_EXERCISE AIM:_ Report how many lines hold the word "cegły"; give nothing but the number.

# Start of DATA FOR THIS TASK

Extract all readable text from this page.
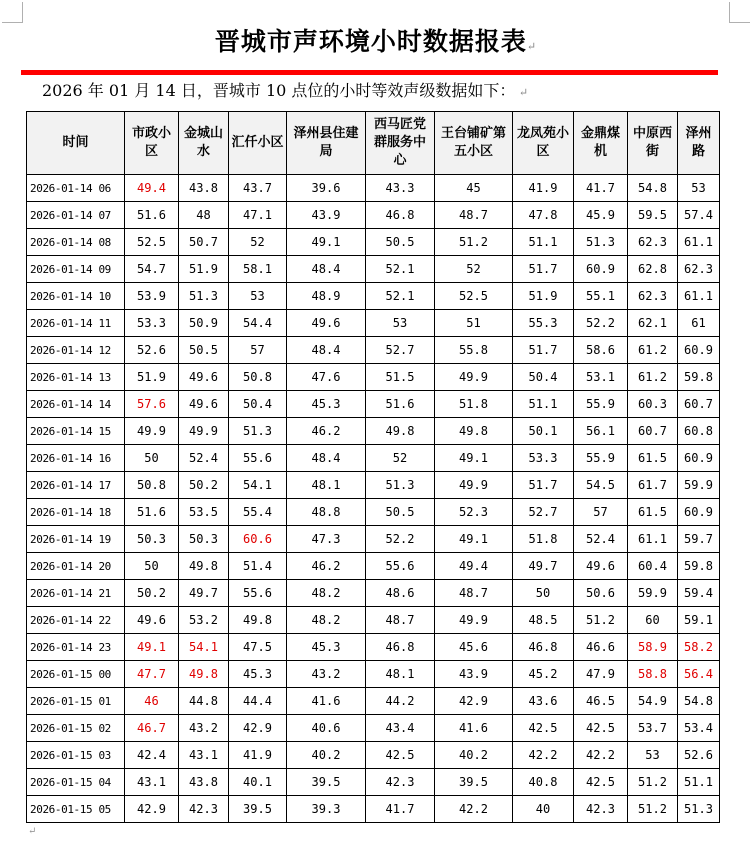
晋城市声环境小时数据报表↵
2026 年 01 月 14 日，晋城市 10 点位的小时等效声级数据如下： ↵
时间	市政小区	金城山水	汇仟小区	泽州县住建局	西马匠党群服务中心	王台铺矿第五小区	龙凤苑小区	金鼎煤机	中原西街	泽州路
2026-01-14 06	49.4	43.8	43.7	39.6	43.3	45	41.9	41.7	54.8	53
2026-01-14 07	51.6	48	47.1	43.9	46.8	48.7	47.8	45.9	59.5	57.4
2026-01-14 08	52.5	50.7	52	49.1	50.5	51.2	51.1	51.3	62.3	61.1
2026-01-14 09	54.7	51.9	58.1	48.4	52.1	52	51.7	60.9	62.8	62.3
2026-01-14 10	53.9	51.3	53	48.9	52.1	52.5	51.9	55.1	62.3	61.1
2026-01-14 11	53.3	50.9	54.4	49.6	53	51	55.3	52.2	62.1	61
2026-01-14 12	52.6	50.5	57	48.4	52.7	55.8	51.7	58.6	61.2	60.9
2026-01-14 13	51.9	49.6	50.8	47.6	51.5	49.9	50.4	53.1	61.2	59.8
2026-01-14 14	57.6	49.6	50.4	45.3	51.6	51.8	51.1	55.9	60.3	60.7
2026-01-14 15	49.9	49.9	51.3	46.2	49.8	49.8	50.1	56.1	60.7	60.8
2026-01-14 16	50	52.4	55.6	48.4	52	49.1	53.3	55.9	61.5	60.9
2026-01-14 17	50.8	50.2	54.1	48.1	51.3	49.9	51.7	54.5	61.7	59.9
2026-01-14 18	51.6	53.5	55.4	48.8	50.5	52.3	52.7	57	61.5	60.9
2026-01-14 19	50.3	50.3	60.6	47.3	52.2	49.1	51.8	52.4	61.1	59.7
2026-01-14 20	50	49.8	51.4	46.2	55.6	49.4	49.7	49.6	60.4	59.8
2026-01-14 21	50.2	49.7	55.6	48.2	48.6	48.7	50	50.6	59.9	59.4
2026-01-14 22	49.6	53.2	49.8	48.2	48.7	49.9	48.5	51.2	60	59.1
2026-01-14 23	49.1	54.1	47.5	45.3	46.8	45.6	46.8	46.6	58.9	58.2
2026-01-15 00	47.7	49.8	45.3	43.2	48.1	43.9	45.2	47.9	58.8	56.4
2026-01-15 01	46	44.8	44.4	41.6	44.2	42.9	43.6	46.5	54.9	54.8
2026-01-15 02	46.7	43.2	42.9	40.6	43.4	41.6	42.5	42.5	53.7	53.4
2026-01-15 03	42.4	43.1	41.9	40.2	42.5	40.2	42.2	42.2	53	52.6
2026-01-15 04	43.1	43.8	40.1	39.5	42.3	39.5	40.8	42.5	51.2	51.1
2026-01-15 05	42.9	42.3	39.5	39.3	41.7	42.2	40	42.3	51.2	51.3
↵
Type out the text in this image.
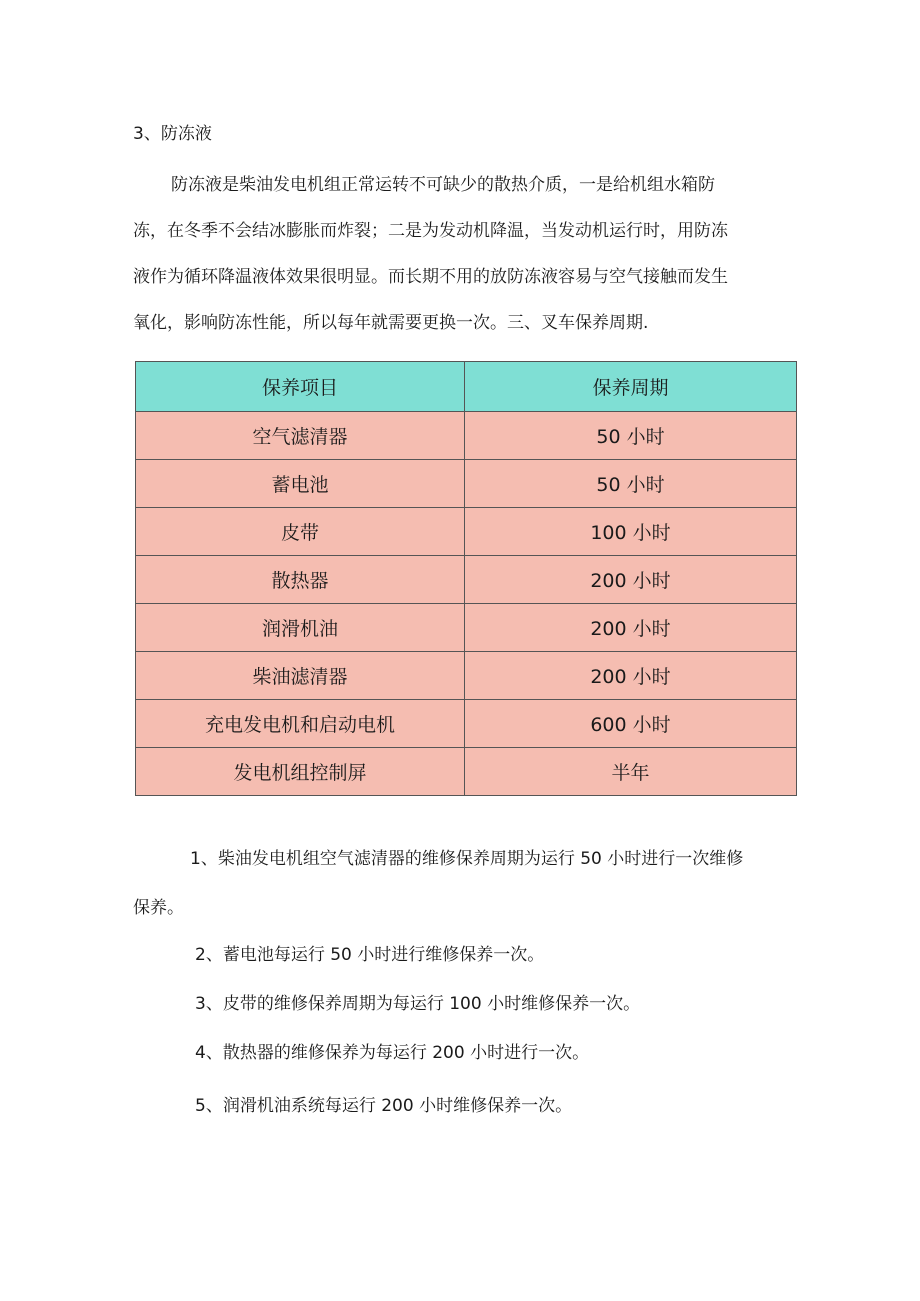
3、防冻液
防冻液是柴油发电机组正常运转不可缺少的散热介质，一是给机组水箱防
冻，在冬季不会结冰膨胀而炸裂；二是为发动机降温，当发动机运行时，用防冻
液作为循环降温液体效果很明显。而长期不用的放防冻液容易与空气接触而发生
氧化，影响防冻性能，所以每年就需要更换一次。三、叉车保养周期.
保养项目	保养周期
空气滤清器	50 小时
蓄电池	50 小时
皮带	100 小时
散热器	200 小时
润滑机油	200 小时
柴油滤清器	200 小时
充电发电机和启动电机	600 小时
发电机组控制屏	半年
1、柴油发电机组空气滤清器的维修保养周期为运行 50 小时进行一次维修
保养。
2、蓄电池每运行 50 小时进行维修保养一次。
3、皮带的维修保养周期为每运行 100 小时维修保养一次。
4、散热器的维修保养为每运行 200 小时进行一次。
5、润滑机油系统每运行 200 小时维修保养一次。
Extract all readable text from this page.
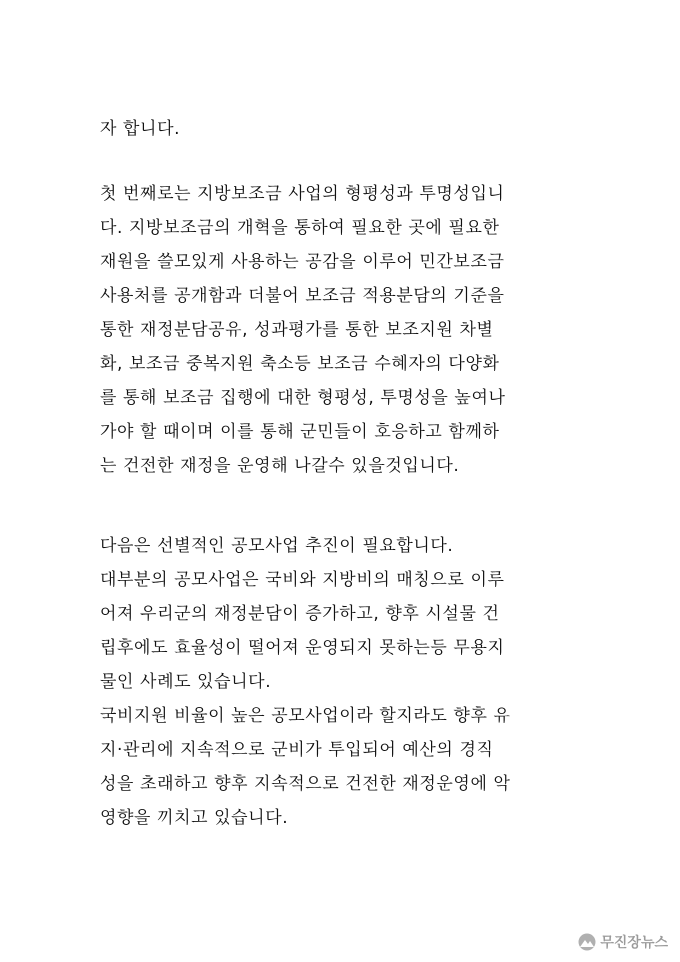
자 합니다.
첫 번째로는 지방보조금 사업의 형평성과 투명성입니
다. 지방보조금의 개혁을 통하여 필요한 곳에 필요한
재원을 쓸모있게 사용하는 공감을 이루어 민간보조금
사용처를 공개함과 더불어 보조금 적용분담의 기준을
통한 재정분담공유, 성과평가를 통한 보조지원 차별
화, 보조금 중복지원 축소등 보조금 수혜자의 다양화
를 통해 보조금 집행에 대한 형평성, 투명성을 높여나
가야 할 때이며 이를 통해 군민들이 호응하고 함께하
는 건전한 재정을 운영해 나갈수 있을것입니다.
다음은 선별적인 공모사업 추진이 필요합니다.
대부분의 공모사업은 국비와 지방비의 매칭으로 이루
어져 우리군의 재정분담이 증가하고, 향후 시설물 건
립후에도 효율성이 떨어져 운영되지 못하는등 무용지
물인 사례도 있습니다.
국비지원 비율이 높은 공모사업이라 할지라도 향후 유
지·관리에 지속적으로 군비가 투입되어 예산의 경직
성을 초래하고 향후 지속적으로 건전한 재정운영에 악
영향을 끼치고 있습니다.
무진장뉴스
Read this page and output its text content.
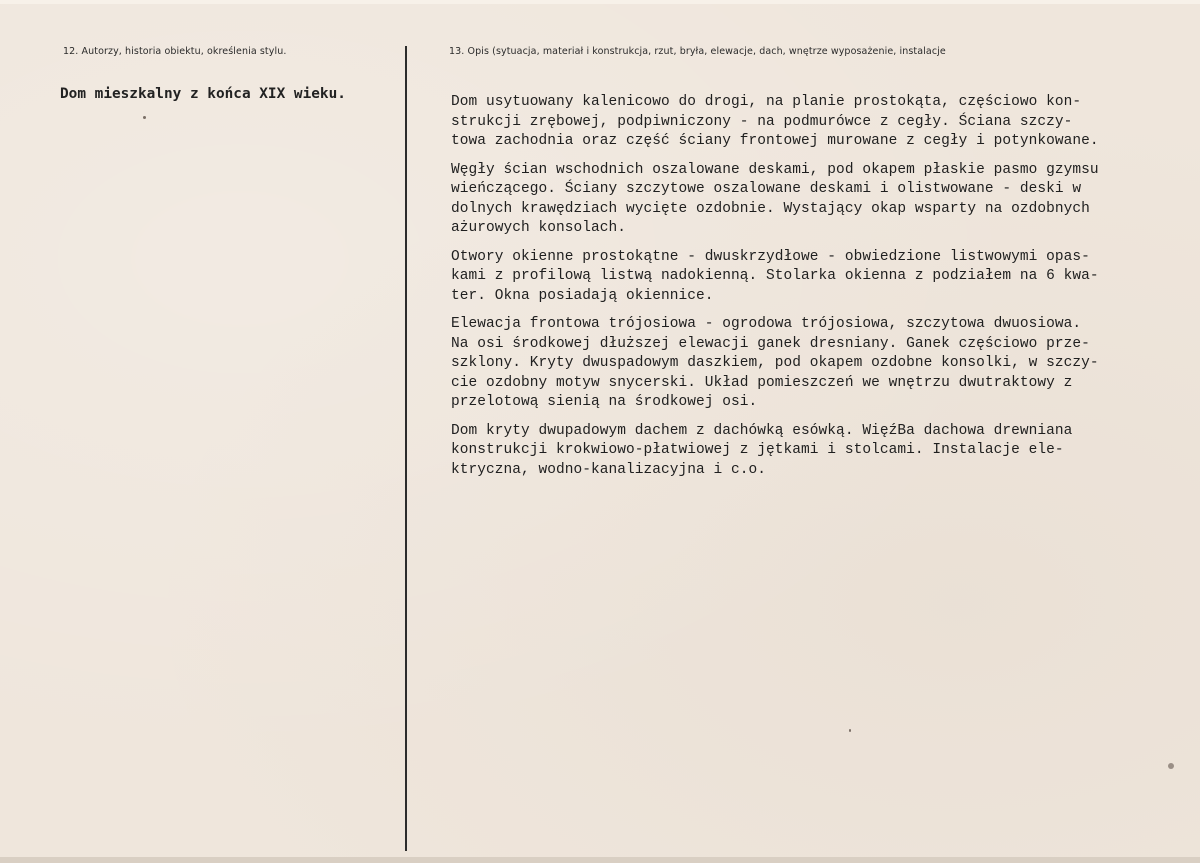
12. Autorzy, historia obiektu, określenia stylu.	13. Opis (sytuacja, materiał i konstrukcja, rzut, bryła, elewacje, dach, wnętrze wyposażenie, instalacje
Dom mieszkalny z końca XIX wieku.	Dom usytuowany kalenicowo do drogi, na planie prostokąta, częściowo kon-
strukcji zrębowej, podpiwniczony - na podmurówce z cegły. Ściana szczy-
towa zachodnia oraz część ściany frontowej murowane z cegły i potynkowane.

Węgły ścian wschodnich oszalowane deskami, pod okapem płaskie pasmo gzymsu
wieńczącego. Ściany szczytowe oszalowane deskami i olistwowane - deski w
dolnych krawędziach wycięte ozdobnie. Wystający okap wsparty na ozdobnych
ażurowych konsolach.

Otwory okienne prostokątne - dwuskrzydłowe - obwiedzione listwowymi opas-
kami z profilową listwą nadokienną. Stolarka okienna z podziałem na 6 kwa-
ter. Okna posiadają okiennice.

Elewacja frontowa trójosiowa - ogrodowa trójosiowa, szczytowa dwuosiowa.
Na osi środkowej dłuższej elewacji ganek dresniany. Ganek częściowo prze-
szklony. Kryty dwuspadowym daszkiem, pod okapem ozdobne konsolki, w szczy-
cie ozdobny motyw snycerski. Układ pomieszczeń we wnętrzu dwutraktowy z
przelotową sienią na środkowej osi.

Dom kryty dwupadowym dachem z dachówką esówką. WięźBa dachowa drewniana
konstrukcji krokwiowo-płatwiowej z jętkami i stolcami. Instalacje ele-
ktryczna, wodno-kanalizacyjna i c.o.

# End of DATA FOR THIS TASK

_ANSWER FOR THE TASK:_ 2